**Stated exercise**
What follows is a set of entries. Repeat them exactly, but not their pictures.

**Records to use**
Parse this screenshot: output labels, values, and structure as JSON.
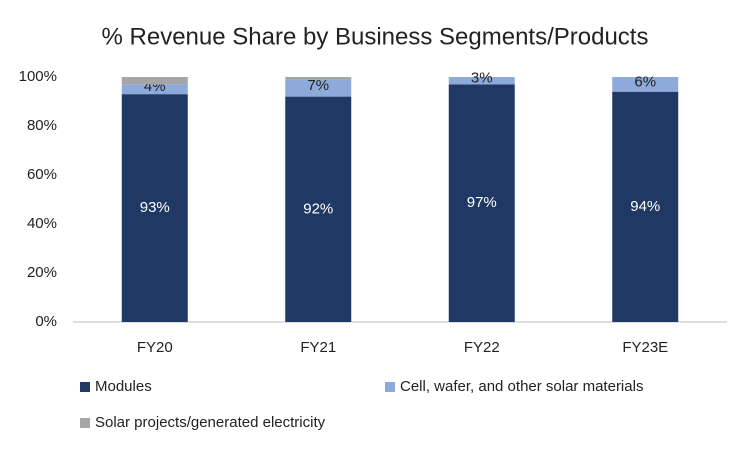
{
  "chart_data": {
    "type": "stacked_bar",
    "title": "% Revenue Share by Business Segments/Products",
    "categories": [
      "FY20",
      "FY21",
      "FY22",
      "FY23E"
    ],
    "series": [
      {
        "name": "Modules",
        "color": "#1f3864",
        "values": [
          93,
          92,
          97,
          94
        ],
        "value_labels": [
          "93%",
          "92%",
          "97%",
          "94%"
        ]
      },
      {
        "name": "Cell, wafer, and other solar materials",
        "color": "#8eaadb",
        "values": [
          4,
          7,
          3,
          6
        ],
        "value_labels": [
          "4%",
          "7%",
          "3%",
          "6%"
        ]
      },
      {
        "name": "Solar projects/generated electricity",
        "color": "#a5a5a5",
        "values": [
          3,
          1,
          0,
          0
        ]
      }
    ],
    "ylim": [
      0,
      100
    ],
    "yticks": [
      {
        "value": 0,
        "label": "0%"
      },
      {
        "value": 20,
        "label": "20%"
      },
      {
        "value": 40,
        "label": "40%"
      },
      {
        "value": 60,
        "label": "60%"
      },
      {
        "value": 80,
        "label": "80%"
      },
      {
        "value": 100,
        "label": "100%"
      }
    ],
    "grid": false,
    "legend": "bottom"
  }
}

**Correct response**
Parse this screenshot: output labels, values, and structure as JSON.
{
  "chart_data": {
    "type": "stacked_bar",
    "title": "% Revenue Share by Business Segments/Products",
    "categories": [
      "FY20",
      "FY21",
      "FY22",
      "FY23E"
    ],
    "series": [
      {
        "name": "Modules",
        "color": "#1f3864",
        "values": [
          93,
          92,
          97,
          94
        ],
        "value_labels": [
          "93%",
          "92%",
          "97%",
          "94%"
        ]
      },
      {
        "name": "Cell, wafer, and other solar materials",
        "color": "#8eaadb",
        "values": [
          4,
          7,
          3,
          6
        ],
        "value_labels": [
          "4%",
          "7%",
          "3%",
          "6%"
        ]
      },
      {
        "name": "Solar projects/generated electricity",
        "color": "#a5a5a5",
        "values": [
          3,
          1,
          0,
          0
        ]
      }
    ],
    "ylim": [
      0,
      100
    ],
    "yticks": [
      {
        "value": 0,
        "label": "0%"
      },
      {
        "value": 20,
        "label": "20%"
      },
      {
        "value": 40,
        "label": "40%"
      },
      {
        "value": 60,
        "label": "60%"
      },
      {
        "value": 80,
        "label": "80%"
      },
      {
        "value": 100,
        "label": "100%"
      }
    ],
    "grid": false,
    "legend": "bottom"
  }
}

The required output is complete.